* [AIM] Look through the data below. Show each line where the string "Plankommission" occurs.

--- start PROVIDED ENTRIES ---

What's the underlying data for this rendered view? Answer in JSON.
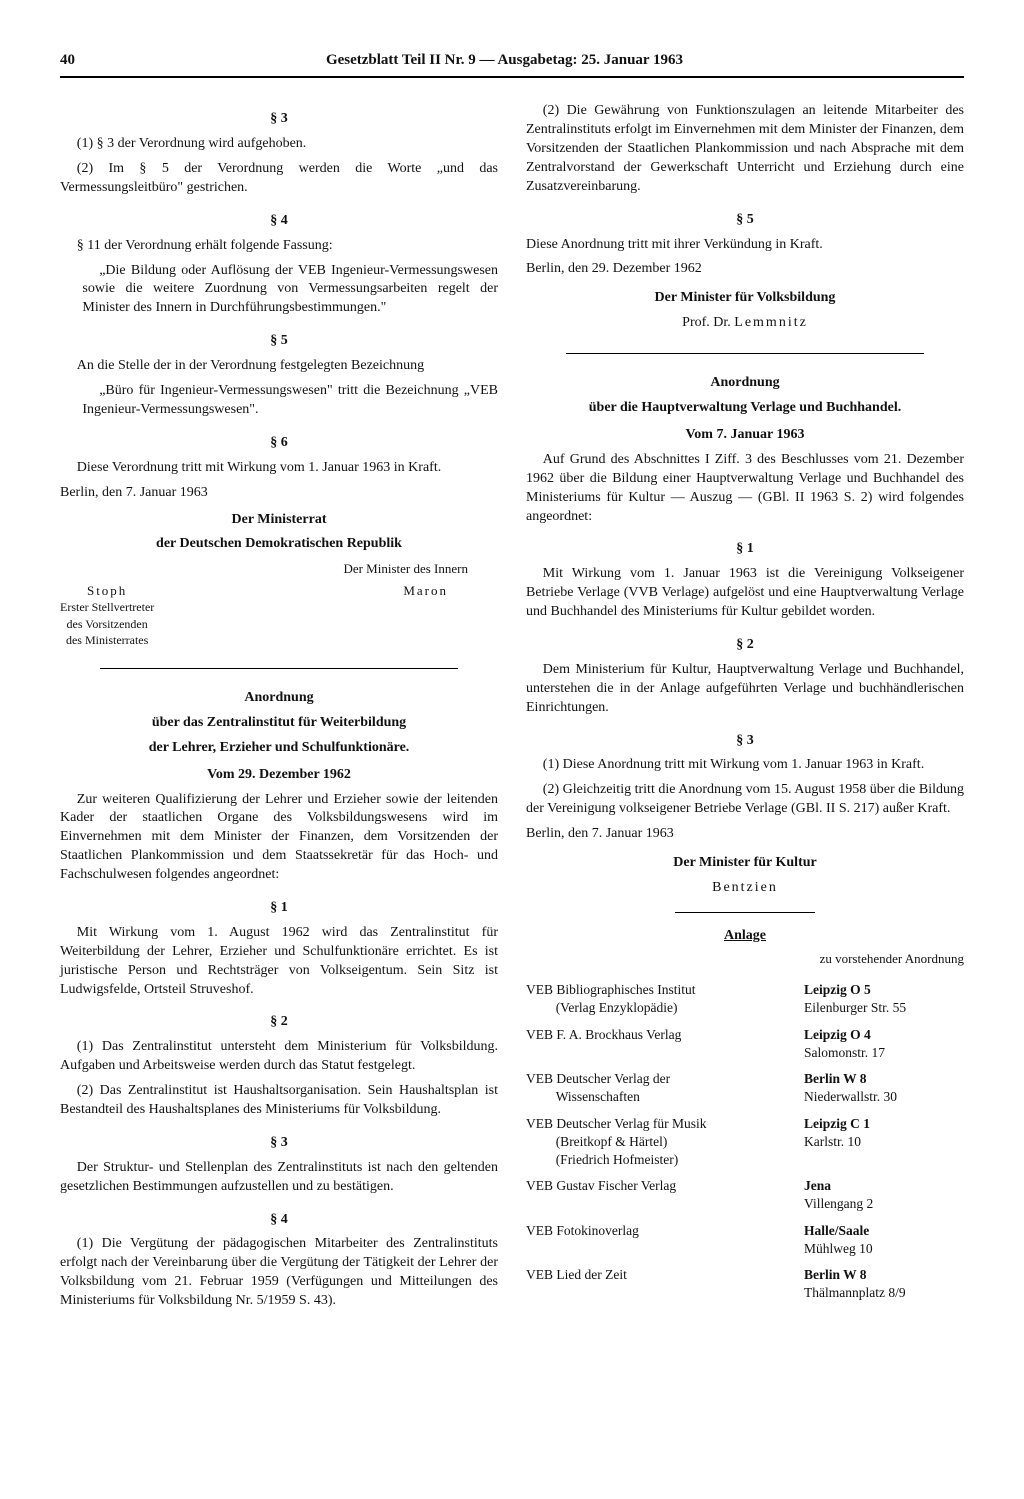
{
  "header": {
    "page_number": "40",
    "title": "Gesetzblatt Teil II Nr. 9 — Ausgabetag: 25. Januar 1963"
  },
  "left": {
    "s3_head": "§ 3",
    "s3_p1": "(1) § 3 der Verordnung wird aufgehoben.",
    "s3_p2": "(2) Im § 5 der Verordnung werden die Worte „und das Vermessungsleitbüro\" gestrichen.",
    "s4_head": "§ 4",
    "s4_p1": "§ 11 der Verordnung erhält folgende Fassung:",
    "s4_q": "„Die Bildung oder Auflösung der VEB Ingenieur-Vermessungswesen sowie die weitere Zuordnung von Vermessungsarbeiten regelt der Minister des Innern in Durchführungsbestimmungen.\"",
    "s5_head": "§ 5",
    "s5_p1": "An die Stelle der in der Verordnung festgelegten Bezeichnung",
    "s5_q": "„Büro für Ingenieur-Vermessungswesen\" tritt die Bezeichnung „VEB Ingenieur-Vermessungswesen\".",
    "s6_head": "§ 6",
    "s6_p1": "Diese Verordnung tritt mit Wirkung vom 1. Januar 1963 in Kraft.",
    "s6_date": "Berlin, den 7. Januar 1963",
    "sig1_l1": "Der Ministerrat",
    "sig1_l2": "der Deutschen Demokratischen Republik",
    "sig1_rlabel": "Der Minister des Innern",
    "sig1_rname": "Maron",
    "sig1_lname": "Stoph",
    "sig1_lsub1": "Erster Stellvertreter",
    "sig1_lsub2": "des Vorsitzenden",
    "sig1_lsub3": "des Ministerrates",
    "ao1_title1": "Anordnung",
    "ao1_title2": "über das Zentralinstitut für Weiterbildung",
    "ao1_title3": "der Lehrer, Erzieher und Schulfunktionäre.",
    "ao1_date": "Vom 29. Dezember 1962",
    "ao1_intro": "Zur weiteren Qualifizierung der Lehrer und Erzieher sowie der leitenden Kader der staatlichen Organe des Volksbildungswesens wird im Einvernehmen mit dem Minister der Finanzen, dem Vorsitzenden der Staatlichen Plankommission und dem Staatssekretär für das Hoch- und Fachschulwesen folgendes angeordnet:",
    "ao1_s1h": "§ 1",
    "ao1_s1": "Mit Wirkung vom 1. August 1962 wird das Zentralinstitut für Weiterbildung der Lehrer, Erzieher und Schulfunktionäre errichtet. Es ist juristische Person und Rechtsträger von Volkseigentum. Sein Sitz ist Ludwigsfelde, Ortsteil Struveshof.",
    "ao1_s2h": "§ 2",
    "ao1_s2_1": "(1) Das Zentralinstitut untersteht dem Ministerium für Volksbildung. Aufgaben und Arbeitsweise werden durch das Statut festgelegt.",
    "ao1_s2_2": "(2) Das Zentralinstitut ist Haushaltsorganisation. Sein Haushaltsplan ist Bestandteil des Haushaltsplanes des Ministeriums für Volksbildung.",
    "ao1_s3h": "§ 3",
    "ao1_s3": "Der Struktur- und Stellenplan des Zentralinstituts ist nach den geltenden gesetzlichen Bestimmungen aufzustellen und zu bestätigen.",
    "ao1_s4h": "§ 4",
    "ao1_s4_1": "(1) Die Vergütung der pädagogischen Mitarbeiter des Zentralinstituts erfolgt nach der Vereinbarung über die Vergütung der Tätigkeit der Lehrer der Volksbildung vom 21. Februar 1959 (Verfügungen und Mitteilungen des Ministeriums für Volksbildung Nr. 5/1959 S. 43)."
  },
  "right": {
    "ao1_s4_2": "(2) Die Gewährung von Funktionszulagen an leitende Mitarbeiter des Zentralinstituts erfolgt im Einvernehmen mit dem Minister der Finanzen, dem Vorsitzenden der Staatlichen Plankommission und nach Absprache mit dem Zentralvorstand der Gewerkschaft Unterricht und Erziehung durch eine Zusatzvereinbarung.",
    "ao1_s5h": "§ 5",
    "ao1_s5": "Diese Anordnung tritt mit ihrer Verkündung in Kraft.",
    "ao1_date2": "Berlin, den 29. Dezember 1962",
    "ao1_sig_l1": "Der Minister für Volksbildung",
    "ao1_sig_l2": "Prof. Dr. Lemmnitz",
    "ao2_title1": "Anordnung",
    "ao2_title2": "über die Hauptverwaltung Verlage und Buchhandel.",
    "ao2_date": "Vom 7. Januar 1963",
    "ao2_intro": "Auf Grund des Abschnittes I Ziff. 3 des Beschlusses vom 21. Dezember 1962 über die Bildung einer Hauptverwaltung Verlage und Buchhandel des Ministeriums für Kultur — Auszug — (GBl. II 1963 S. 2) wird folgendes angeordnet:",
    "ao2_s1h": "§ 1",
    "ao2_s1": "Mit Wirkung vom 1. Januar 1963 ist die Vereinigung Volkseigener Betriebe Verlage (VVB Verlage) aufgelöst und eine Hauptverwaltung Verlage und Buchhandel des Ministeriums für Kultur gebildet worden.",
    "ao2_s2h": "§ 2",
    "ao2_s2": "Dem Ministerium für Kultur, Hauptverwaltung Verlage und Buchhandel, unterstehen die in der Anlage aufgeführten Verlage und buchhändlerischen Einrichtungen.",
    "ao2_s3h": "§ 3",
    "ao2_s3_1": "(1) Diese Anordnung tritt mit Wirkung vom 1. Januar 1963 in Kraft.",
    "ao2_s3_2": "(2) Gleichzeitig tritt die Anordnung vom 15. August 1958 über die Bildung der Vereinigung volkseigener Betriebe Verlage (GBl. II S. 217) außer Kraft.",
    "ao2_date2": "Berlin, den 7. Januar 1963",
    "ao2_sig_l1": "Der Minister für Kultur",
    "ao2_sig_l2": "Bentzien",
    "anlage_title": "Anlage",
    "anlage_sub": "zu vorstehender Anordnung",
    "anlage": [
      {
        "name": "VEB Bibliographisches Institut",
        "sub": "(Verlag Enzyklopädie)",
        "city": "Leipzig O 5",
        "street": "Eilenburger Str. 55"
      },
      {
        "name": "VEB F. A. Brockhaus Verlag",
        "sub": "",
        "city": "Leipzig O 4",
        "street": "Salomonstr. 17"
      },
      {
        "name": "VEB Deutscher Verlag der",
        "sub": "Wissenschaften",
        "city": "Berlin W 8",
        "street": "Niederwallstr. 30"
      },
      {
        "name": "VEB Deutscher Verlag für Musik",
        "sub": "(Breitkopf & Härtel)\n(Friedrich Hofmeister)",
        "city": "Leipzig C 1",
        "street": "Karlstr. 10"
      },
      {
        "name": "VEB Gustav Fischer Verlag",
        "sub": "",
        "city": "Jena",
        "street": "Villengang 2"
      },
      {
        "name": "VEB Fotokinoverlag",
        "sub": "",
        "city": "Halle/Saale",
        "street": "Mühlweg 10"
      },
      {
        "name": "VEB Lied der Zeit",
        "sub": "",
        "city": "Berlin W 8",
        "street": "Thälmannplatz 8/9"
      }
    ]
  }
}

--- end PROVIDED ENTRIES ---

* [SOLUTION TO THE EXERCISE]
    "ao1_intro": "Zur weiteren Qualifizierung der Lehrer und Erzieher sowie der leitenden Kader der staatlichen Organe des Volksbildungswesens wird im Einvernehmen mit dem Minister der Finanzen, dem Vorsitzenden der Staatlichen Plankommission und dem Staatssekretär für das Hoch- und Fachschulwesen folgendes angeordnet:",
    "ao1_s4_2": "(2) Die Gewährung von Funktionszulagen an leitende Mitarbeiter des Zentralinstituts erfolgt im Einvernehmen mit dem Minister der Finanzen, dem Vorsitzenden der Staatlichen Plankommission und nach Absprache mit dem Zentralvorstand der Gewerkschaft Unterricht und Erziehung durch eine Zusatzvereinbarung.",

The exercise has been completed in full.